(Items listed in a dataset)
========

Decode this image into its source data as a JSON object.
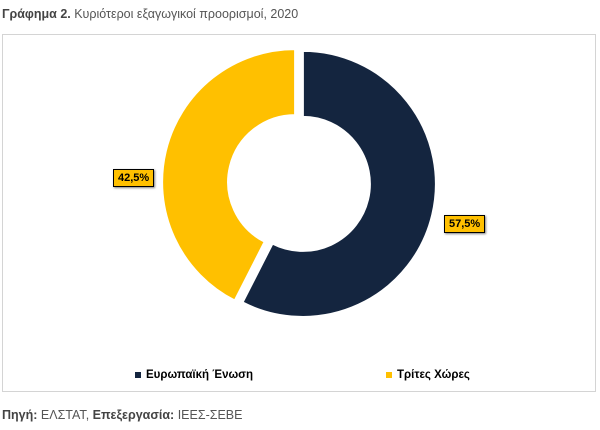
{
  "caption": {
    "prefix": "Γράφημα 2.",
    "text": " Κυριότεροι εξαγωγικοί προορισμοί, 2020"
  },
  "source": {
    "label1": "Πηγή:",
    "value1": " ΕΛΣΤΑΤ, ",
    "label2": "Επεξεργασία:",
    "value2": " ΙΕΕΣ-ΣΕΒΕ"
  },
  "chart_data": {
    "type": "pie",
    "donut": true,
    "title": "",
    "categories": [
      "Ευρωπαϊκή Ένωση",
      "Τρίτες Χώρες"
    ],
    "values": [
      57.5,
      42.5
    ],
    "labels": [
      "57,5%",
      "42,5%"
    ],
    "colors": [
      "#14253f",
      "#ffc000"
    ],
    "legend_position": "bottom",
    "exploded": true
  }
}
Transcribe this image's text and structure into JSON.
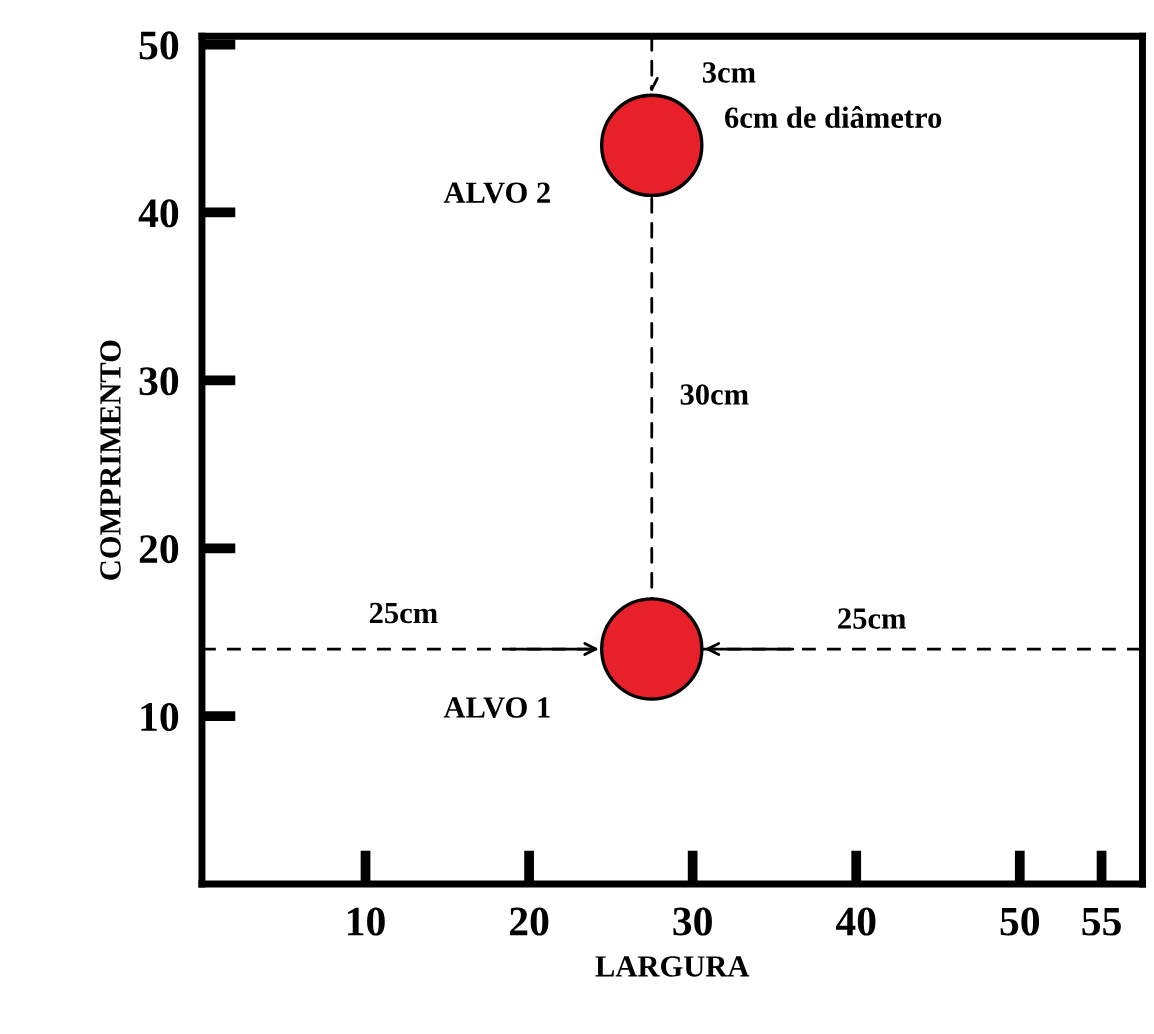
{
  "chart_data": {
    "type": "scatter",
    "xlabel": "LARGURA",
    "ylabel": "COMPRIMENTO",
    "x": [
      27.5,
      27.5
    ],
    "values": [
      14,
      44
    ],
    "color": "#e8202a",
    "marker": "circle",
    "xlim": [
      0,
      57.5
    ],
    "ylim": [
      0,
      50.5
    ],
    "xticks": [
      10,
      20,
      30,
      40,
      50,
      55
    ],
    "yticks": [
      10,
      20,
      30,
      40,
      50
    ],
    "grid": false,
    "ref_lines": [
      {
        "axis": "y",
        "value": 14,
        "color": "#000000",
        "line_style": "dashed"
      }
    ],
    "annotations": [
      "ALVO 1",
      "ALVO 2",
      "6cm de diâmetro",
      "3cm",
      "30cm",
      "25cm",
      "25cm"
    ]
  }
}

========

_WHAT IS ASKED_
Can the entries above be repeated exactly, without their pictures?

_PROBLEM SOLUTION_
Decode this image into its source data as a JSON object.
{
  "caption": {
    "prefix": "Γράφημα 2.",
    "text": " Κυριότεροι εξαγωγικοί προορισμοί, 2020"
  },
  "source": {
    "label1": "Πηγή:",
    "value1": " ΕΛΣΤΑΤ, ",
    "label2": "Επεξεργασία:",
    "value2": " ΙΕΕΣ-ΣΕΒΕ"
  },
  "chart_data": {
    "type": "pie",
    "donut": true,
    "title": "",
    "categories": [
      "Ευρωπαϊκή Ένωση",
      "Τρίτες Χώρες"
    ],
    "values": [
      57.5,
      42.5
    ],
    "labels": [
      "57,5%",
      "42,5%"
    ],
    "colors": [
      "#14253f",
      "#ffc000"
    ],
    "legend_position": "bottom",
    "exploded": true
  }
}
Transcribe this image's text and structure into JSON.
{
  "chart_data": {
    "type": "scatter",
    "xlabel": "LARGURA",
    "ylabel": "COMPRIMENTO",
    "x": [
      27.5,
      27.5
    ],
    "values": [
      14,
      44
    ],
    "color": "#e8202a",
    "marker": "circle",
    "xlim": [
      0,
      57.5
    ],
    "ylim": [
      0,
      50.5
    ],
    "xticks": [
      10,
      20,
      30,
      40,
      50,
      55
    ],
    "yticks": [
      10,
      20,
      30,
      40,
      50
    ],
    "grid": false,
    "ref_lines": [
      {
        "axis": "y",
        "value": 14,
        "color": "#000000",
        "line_style": "dashed"
      }
    ],
    "annotations": [
      "ALVO 1",
      "ALVO 2",
      "6cm de diâmetro",
      "3cm",
      "30cm",
      "25cm",
      "25cm"
    ]
  }
}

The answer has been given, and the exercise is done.